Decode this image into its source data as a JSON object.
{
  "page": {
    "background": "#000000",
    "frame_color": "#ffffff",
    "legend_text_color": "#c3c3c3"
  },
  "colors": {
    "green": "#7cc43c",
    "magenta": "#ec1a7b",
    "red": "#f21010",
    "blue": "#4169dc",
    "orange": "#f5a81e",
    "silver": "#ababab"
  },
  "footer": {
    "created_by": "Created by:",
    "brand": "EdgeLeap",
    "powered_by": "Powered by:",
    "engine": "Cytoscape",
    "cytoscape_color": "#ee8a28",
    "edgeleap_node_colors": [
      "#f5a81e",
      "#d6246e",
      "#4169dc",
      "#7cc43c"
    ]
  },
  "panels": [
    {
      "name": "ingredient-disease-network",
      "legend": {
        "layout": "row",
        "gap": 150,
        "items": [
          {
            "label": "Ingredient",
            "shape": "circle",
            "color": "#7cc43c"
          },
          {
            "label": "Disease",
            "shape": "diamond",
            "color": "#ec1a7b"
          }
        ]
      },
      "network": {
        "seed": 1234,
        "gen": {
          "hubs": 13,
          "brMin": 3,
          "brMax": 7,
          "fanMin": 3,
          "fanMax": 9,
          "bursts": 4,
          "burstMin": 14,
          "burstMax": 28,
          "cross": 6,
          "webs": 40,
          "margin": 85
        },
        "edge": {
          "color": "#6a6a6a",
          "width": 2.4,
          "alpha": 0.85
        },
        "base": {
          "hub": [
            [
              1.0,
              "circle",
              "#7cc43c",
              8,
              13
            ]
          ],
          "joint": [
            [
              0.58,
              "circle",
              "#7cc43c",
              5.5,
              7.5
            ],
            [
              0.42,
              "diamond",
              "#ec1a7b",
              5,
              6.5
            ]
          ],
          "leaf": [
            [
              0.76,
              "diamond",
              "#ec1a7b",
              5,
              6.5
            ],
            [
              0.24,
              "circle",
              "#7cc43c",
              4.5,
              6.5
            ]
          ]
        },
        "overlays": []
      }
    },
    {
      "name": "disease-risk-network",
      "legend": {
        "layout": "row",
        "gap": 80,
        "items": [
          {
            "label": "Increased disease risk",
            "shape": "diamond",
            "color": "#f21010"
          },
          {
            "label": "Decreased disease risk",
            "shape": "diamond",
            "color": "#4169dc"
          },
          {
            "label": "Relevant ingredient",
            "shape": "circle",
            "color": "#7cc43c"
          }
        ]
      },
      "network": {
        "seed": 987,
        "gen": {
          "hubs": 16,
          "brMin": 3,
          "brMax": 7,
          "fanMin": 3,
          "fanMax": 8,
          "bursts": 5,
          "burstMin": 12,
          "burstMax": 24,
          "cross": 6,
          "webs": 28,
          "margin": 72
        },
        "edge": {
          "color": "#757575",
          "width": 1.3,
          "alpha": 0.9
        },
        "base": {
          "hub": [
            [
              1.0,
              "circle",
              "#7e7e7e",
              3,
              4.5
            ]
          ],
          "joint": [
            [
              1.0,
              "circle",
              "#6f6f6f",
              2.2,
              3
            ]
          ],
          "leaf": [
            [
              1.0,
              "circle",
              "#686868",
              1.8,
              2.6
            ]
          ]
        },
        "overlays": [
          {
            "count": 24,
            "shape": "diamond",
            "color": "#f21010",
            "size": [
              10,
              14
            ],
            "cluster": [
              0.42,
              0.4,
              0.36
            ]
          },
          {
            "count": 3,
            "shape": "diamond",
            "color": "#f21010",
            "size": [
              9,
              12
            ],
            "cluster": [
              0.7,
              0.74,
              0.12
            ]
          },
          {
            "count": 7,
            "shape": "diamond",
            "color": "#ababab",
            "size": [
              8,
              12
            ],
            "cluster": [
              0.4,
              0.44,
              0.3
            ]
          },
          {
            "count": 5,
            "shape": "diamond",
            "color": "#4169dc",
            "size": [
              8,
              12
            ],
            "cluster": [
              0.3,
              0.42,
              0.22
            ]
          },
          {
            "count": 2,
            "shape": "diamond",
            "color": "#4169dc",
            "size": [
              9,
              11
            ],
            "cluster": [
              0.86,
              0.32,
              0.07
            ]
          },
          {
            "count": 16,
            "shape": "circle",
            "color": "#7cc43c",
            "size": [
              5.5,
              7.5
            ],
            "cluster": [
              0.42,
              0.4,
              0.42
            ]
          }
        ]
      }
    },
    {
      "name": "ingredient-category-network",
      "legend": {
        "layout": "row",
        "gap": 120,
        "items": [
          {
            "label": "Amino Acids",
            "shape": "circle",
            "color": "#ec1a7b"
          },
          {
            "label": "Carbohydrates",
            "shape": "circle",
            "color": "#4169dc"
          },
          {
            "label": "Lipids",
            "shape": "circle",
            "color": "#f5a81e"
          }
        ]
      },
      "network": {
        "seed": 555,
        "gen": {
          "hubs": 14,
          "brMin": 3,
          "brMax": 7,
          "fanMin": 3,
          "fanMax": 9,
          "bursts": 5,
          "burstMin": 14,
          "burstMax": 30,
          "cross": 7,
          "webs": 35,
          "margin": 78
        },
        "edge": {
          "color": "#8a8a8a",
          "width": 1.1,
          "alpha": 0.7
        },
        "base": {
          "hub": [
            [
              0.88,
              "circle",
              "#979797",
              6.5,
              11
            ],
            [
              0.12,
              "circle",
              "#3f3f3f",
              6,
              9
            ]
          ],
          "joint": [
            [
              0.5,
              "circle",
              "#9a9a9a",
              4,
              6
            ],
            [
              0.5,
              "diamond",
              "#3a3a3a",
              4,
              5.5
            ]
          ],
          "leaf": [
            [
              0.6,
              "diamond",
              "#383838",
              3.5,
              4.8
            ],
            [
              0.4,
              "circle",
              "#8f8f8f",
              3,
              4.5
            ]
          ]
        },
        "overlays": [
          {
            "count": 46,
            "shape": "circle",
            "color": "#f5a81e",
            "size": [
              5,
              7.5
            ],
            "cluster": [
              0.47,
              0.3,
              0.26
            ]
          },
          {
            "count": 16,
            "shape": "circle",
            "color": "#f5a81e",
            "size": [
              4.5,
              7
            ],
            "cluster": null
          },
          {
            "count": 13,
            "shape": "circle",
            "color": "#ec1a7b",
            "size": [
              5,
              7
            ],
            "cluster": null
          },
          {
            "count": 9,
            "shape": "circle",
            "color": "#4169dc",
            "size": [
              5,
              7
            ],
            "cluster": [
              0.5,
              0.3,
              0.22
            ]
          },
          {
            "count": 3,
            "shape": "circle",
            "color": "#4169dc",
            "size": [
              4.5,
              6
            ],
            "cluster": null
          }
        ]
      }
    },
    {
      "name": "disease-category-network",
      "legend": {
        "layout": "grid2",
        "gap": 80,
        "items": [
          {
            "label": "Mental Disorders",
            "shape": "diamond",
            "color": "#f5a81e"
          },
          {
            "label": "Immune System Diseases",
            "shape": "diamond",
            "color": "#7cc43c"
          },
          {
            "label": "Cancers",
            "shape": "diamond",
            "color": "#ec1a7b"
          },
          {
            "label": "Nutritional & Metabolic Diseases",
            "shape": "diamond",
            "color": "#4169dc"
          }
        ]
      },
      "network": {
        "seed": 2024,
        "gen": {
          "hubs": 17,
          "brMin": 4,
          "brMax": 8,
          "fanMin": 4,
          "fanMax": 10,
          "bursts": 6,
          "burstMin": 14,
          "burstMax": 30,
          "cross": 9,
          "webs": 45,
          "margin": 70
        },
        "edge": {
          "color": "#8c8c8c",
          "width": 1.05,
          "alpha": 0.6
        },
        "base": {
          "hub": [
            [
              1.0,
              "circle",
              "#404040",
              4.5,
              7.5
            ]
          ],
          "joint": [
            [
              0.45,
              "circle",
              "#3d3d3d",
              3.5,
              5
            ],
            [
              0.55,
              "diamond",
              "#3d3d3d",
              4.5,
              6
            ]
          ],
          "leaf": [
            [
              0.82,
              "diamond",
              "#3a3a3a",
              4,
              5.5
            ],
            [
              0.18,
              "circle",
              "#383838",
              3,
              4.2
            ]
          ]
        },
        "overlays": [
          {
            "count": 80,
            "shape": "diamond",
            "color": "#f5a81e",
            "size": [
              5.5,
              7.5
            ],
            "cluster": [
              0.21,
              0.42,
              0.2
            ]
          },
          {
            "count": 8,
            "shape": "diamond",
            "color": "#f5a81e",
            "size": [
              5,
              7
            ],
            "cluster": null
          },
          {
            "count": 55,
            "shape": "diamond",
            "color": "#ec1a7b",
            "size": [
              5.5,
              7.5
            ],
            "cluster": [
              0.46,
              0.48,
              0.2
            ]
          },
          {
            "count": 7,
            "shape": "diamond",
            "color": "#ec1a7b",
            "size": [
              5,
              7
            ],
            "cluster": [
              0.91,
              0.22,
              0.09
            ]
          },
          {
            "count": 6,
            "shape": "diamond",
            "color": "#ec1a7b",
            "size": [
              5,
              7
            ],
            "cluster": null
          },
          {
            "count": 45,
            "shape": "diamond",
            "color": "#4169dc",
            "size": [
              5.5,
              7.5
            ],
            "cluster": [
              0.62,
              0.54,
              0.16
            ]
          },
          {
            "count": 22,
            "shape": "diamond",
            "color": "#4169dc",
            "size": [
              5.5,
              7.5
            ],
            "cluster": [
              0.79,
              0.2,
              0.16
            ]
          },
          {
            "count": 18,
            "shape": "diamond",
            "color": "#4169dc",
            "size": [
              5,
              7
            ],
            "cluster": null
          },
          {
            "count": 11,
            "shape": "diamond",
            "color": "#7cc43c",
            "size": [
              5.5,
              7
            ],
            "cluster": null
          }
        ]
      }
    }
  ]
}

● **GIVEN REQUEST**: Gather up every line from the listing above in which the word "margin" occurs.

● **OUTPUT FOR THIS TASK**:
          "margin": 85
          "margin": 72
          "margin": 78
          "margin": 70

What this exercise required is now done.